* **WHAT THE TASK REQUIRES**
Retype each line exactly. Skip images.

** Start **

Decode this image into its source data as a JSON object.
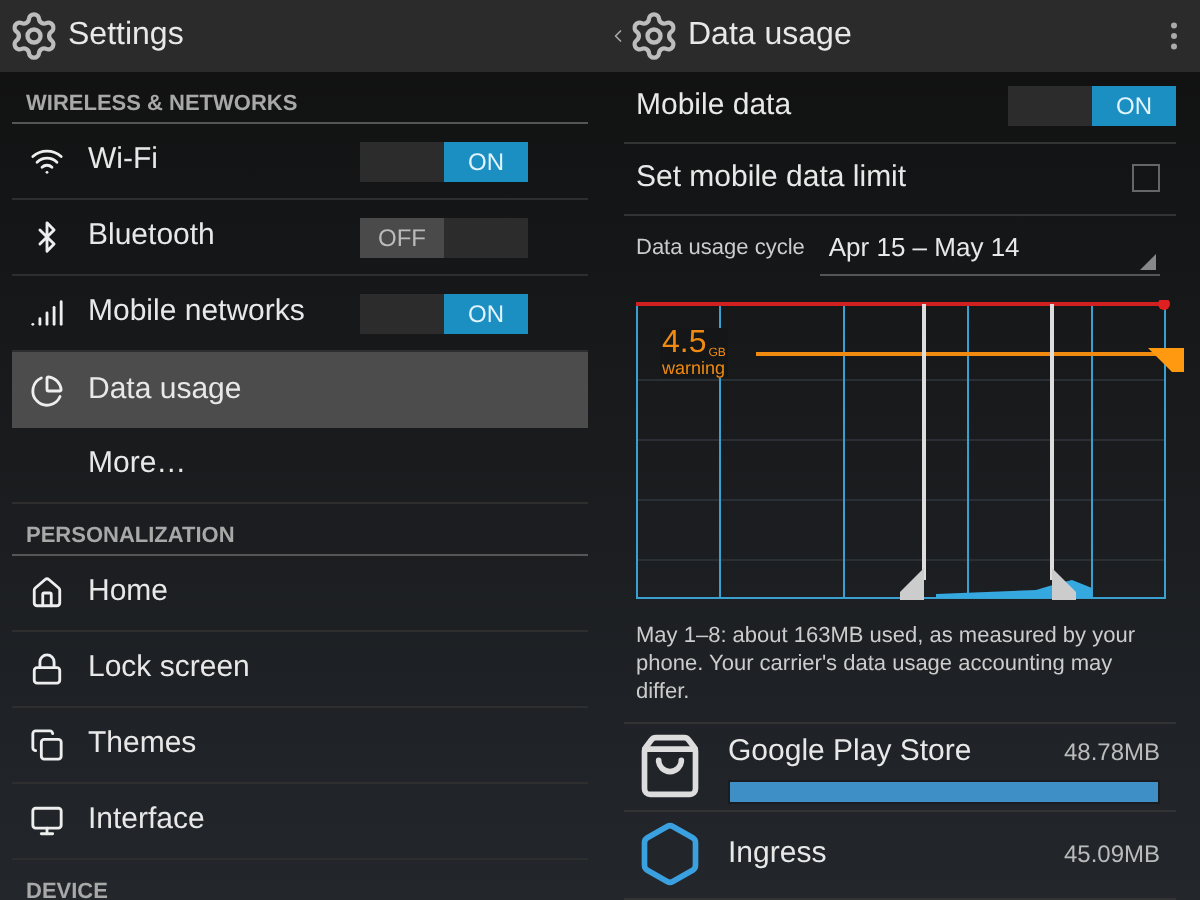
{
  "left_pane": {
    "title": "Settings",
    "sections": [
      {
        "header": "WIRELESS & NETWORKS",
        "items": [
          {
            "kind": "toggle",
            "label": "Wi-Fi",
            "on": true,
            "switch_text": "ON",
            "selected": false
          },
          {
            "kind": "toggle",
            "label": "Bluetooth",
            "on": false,
            "switch_text": "OFF",
            "selected": false
          },
          {
            "kind": "toggle",
            "label": "Mobile networks",
            "on": true,
            "switch_text": "ON",
            "selected": false
          },
          {
            "kind": "plain",
            "label": "Data usage",
            "selected": true
          },
          {
            "kind": "plain",
            "label": "More…",
            "selected": false
          }
        ]
      },
      {
        "header": "PERSONALIZATION",
        "items": [
          {
            "kind": "plain",
            "label": "Home",
            "selected": false
          },
          {
            "kind": "plain",
            "label": "Lock screen",
            "selected": false
          },
          {
            "kind": "plain",
            "label": "Themes",
            "selected": false
          },
          {
            "kind": "plain",
            "label": "Interface",
            "selected": false
          }
        ]
      },
      {
        "header": "DEVICE"
      }
    ]
  },
  "right_pane": {
    "title": "Data usage",
    "mobile_data": {
      "label": "Mobile data",
      "on": true,
      "switch_text": "ON"
    },
    "data_limit": {
      "label": "Set mobile data limit",
      "checked": false
    },
    "cycle": {
      "label": "Data usage cycle",
      "value": "Apr 15 – May 14"
    },
    "warning": {
      "value": "4.5",
      "unit": "GB",
      "label": "warning"
    },
    "note": "May 1–8: about 163MB used, as measured by your phone. Your carrier's data usage accounting may differ.",
    "apps": [
      {
        "name": "Google Play Store",
        "size": "48.78MB",
        "level": 1.0
      },
      {
        "name": "Ingress",
        "size": "45.09MB"
      }
    ]
  }
}
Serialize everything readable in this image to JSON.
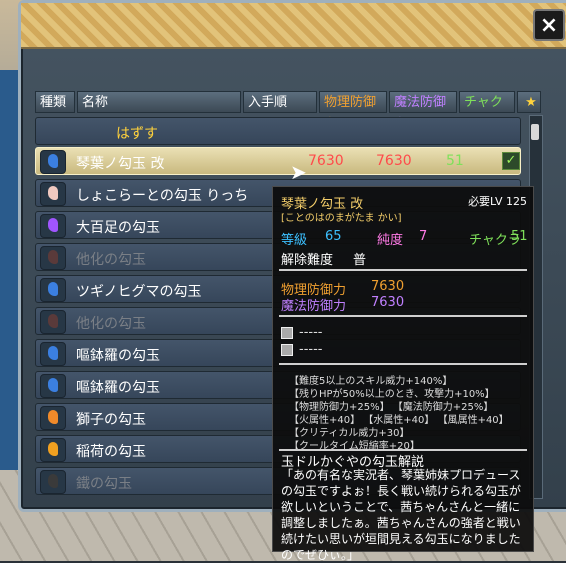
{
  "window": {
    "close_label": "×"
  },
  "header": {
    "kind": "種類",
    "name": "名称",
    "order": "入手順",
    "phys": "物理防御力",
    "mag": "魔法防御力",
    "chak": "チャクラ",
    "star": "★"
  },
  "rows": [
    {
      "name": "はずす",
      "type": "none"
    },
    {
      "name": "琴葉ノ勾玉 改",
      "phys": "7630",
      "mag": "7630",
      "chak": "51",
      "selected": true,
      "gem_color": "#3b7fe0",
      "check": true
    },
    {
      "name": "しょこらーとの勾玉 りっち",
      "gem_color": "#f0c9c0"
    },
    {
      "name": "大百足の勾玉",
      "gem_color": "#a055ff"
    },
    {
      "name": "他化の勾玉",
      "dim": true,
      "gem_color": "#5a3a3a"
    },
    {
      "name": "ツギノヒグマの勾玉",
      "gem_color": "#3b7fe0"
    },
    {
      "name": "他化の勾玉",
      "dim": true,
      "gem_color": "#5a3a3a"
    },
    {
      "name": "嘔鉢羅の勾玉",
      "gem_color": "#3b7fe0"
    },
    {
      "name": "嘔鉢羅の勾玉",
      "gem_color": "#3b7fe0"
    },
    {
      "name": "獅子の勾玉",
      "gem_color": "#f08a2a"
    },
    {
      "name": "稲荷の勾玉",
      "gem_color": "#f0a020"
    },
    {
      "name": "鐵の勾玉",
      "dim": true,
      "gem_color": "#3a3a3a"
    }
  ],
  "check_mark": "✓",
  "tooltip": {
    "title": "琴葉ノ勾玉 改",
    "reading": "[ことのはのまがたま かい]",
    "level": "必要LV 125",
    "grade_label": "等級",
    "grade": "65",
    "purity_label": "純度",
    "purity": "7",
    "chakra_label": "チャクラ",
    "chakra": "51",
    "difficulty_label": "解除難度",
    "difficulty": "普",
    "phys_label": "物理防御力",
    "phys": "7630",
    "mag_label": "魔法防御力",
    "mag": "7630",
    "slot1": "-----",
    "slot2": "-----",
    "effects": [
      "【難度5以上のスキル威力+140%】",
      "【残りHPが50%以上のとき、攻撃力+10%】",
      "【物理防御力+25%】 【魔法防御力+25%】",
      "【火属性+40】 【水属性+40】 【風属性+40】",
      "【クリティカル威力+30】",
      "【クールタイム短縮率+20】"
    ],
    "desc_title": "玉ドルかぐやの勾玉解説",
    "desc": "「あの有名な実況者、琴葉姉妹プロデュースの勾玉ですよぉ！長く戦い続けられる勾玉が欲しいということで、茜ちゃんさんと一緒に調整しましたぁ。茜ちゃんさんの強者と戦い続けたい思いが垣間見える勾玉になりましたのでぜひぃ。」"
  }
}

** End **

* **COMPLETED TASK**
Decode this image into its source data as a JSON object.
{
  "left_pane": {
    "title": "Settings",
    "sections": [
      {
        "header": "WIRELESS & NETWORKS",
        "items": [
          {
            "kind": "toggle",
            "label": "Wi-Fi",
            "on": true,
            "switch_text": "ON",
            "selected": false
          },
          {
            "kind": "toggle",
            "label": "Bluetooth",
            "on": false,
            "switch_text": "OFF",
            "selected": false
          },
          {
            "kind": "toggle",
            "label": "Mobile networks",
            "on": true,
            "switch_text": "ON",
            "selected": false
          },
          {
            "kind": "plain",
            "label": "Data usage",
            "selected": true
          },
          {
            "kind": "plain",
            "label": "More…",
            "selected": false
          }
        ]
      },
      {
        "header": "PERSONALIZATION",
        "items": [
          {
            "kind": "plain",
            "label": "Home",
            "selected": false
          },
          {
            "kind": "plain",
            "label": "Lock screen",
            "selected": false
          },
          {
            "kind": "plain",
            "label": "Themes",
            "selected": false
          },
          {
            "kind": "plain",
            "label": "Interface",
            "selected": false
          }
        ]
      },
      {
        "header": "DEVICE"
      }
    ]
  },
  "right_pane": {
    "title": "Data usage",
    "mobile_data": {
      "label": "Mobile data",
      "on": true,
      "switch_text": "ON"
    },
    "data_limit": {
      "label": "Set mobile data limit",
      "checked": false
    },
    "cycle": {
      "label": "Data usage cycle",
      "value": "Apr 15 – May 14"
    },
    "warning": {
      "value": "4.5",
      "unit": "GB",
      "label": "warning"
    },
    "note": "May 1–8: about 163MB used, as measured by your phone. Your carrier's data usage accounting may differ.",
    "apps": [
      {
        "name": "Google Play Store",
        "size": "48.78MB",
        "level": 1.0
      },
      {
        "name": "Ingress",
        "size": "45.09MB"
      }
    ]
  }
}
Serialize everything readable in this image to JSON.
{
  "window": {
    "close_label": "×"
  },
  "header": {
    "kind": "種類",
    "name": "名称",
    "order": "入手順",
    "phys": "物理防御力",
    "mag": "魔法防御力",
    "chak": "チャクラ",
    "star": "★"
  },
  "rows": [
    {
      "name": "はずす",
      "type": "none"
    },
    {
      "name": "琴葉ノ勾玉 改",
      "phys": "7630",
      "mag": "7630",
      "chak": "51",
      "selected": true,
      "gem_color": "#3b7fe0",
      "check": true
    },
    {
      "name": "しょこらーとの勾玉 りっち",
      "gem_color": "#f0c9c0"
    },
    {
      "name": "大百足の勾玉",
      "gem_color": "#a055ff"
    },
    {
      "name": "他化の勾玉",
      "dim": true,
      "gem_color": "#5a3a3a"
    },
    {
      "name": "ツギノヒグマの勾玉",
      "gem_color": "#3b7fe0"
    },
    {
      "name": "他化の勾玉",
      "dim": true,
      "gem_color": "#5a3a3a"
    },
    {
      "name": "嘔鉢羅の勾玉",
      "gem_color": "#3b7fe0"
    },
    {
      "name": "嘔鉢羅の勾玉",
      "gem_color": "#3b7fe0"
    },
    {
      "name": "獅子の勾玉",
      "gem_color": "#f08a2a"
    },
    {
      "name": "稲荷の勾玉",
      "gem_color": "#f0a020"
    },
    {
      "name": "鐵の勾玉",
      "dim": true,
      "gem_color": "#3a3a3a"
    }
  ],
  "check_mark": "✓",
  "tooltip": {
    "title": "琴葉ノ勾玉 改",
    "reading": "[ことのはのまがたま かい]",
    "level": "必要LV 125",
    "grade_label": "等級",
    "grade": "65",
    "purity_label": "純度",
    "purity": "7",
    "chakra_label": "チャクラ",
    "chakra": "51",
    "difficulty_label": "解除難度",
    "difficulty": "普",
    "phys_label": "物理防御力",
    "phys": "7630",
    "mag_label": "魔法防御力",
    "mag": "7630",
    "slot1": "-----",
    "slot2": "-----",
    "effects": [
      "【難度5以上のスキル威力+140%】",
      "【残りHPが50%以上のとき、攻撃力+10%】",
      "【物理防御力+25%】 【魔法防御力+25%】",
      "【火属性+40】 【水属性+40】 【風属性+40】",
      "【クリティカル威力+30】",
      "【クールタイム短縮率+20】"
    ],
    "desc_title": "玉ドルかぐやの勾玉解説",
    "desc": "「あの有名な実況者、琴葉姉妹プロデュースの勾玉ですよぉ！長く戦い続けられる勾玉が欲しいということで、茜ちゃんさんと一緒に調整しましたぁ。茜ちゃんさんの強者と戦い続けたい思いが垣間見える勾玉になりましたのでぜひぃ。」"
  }
}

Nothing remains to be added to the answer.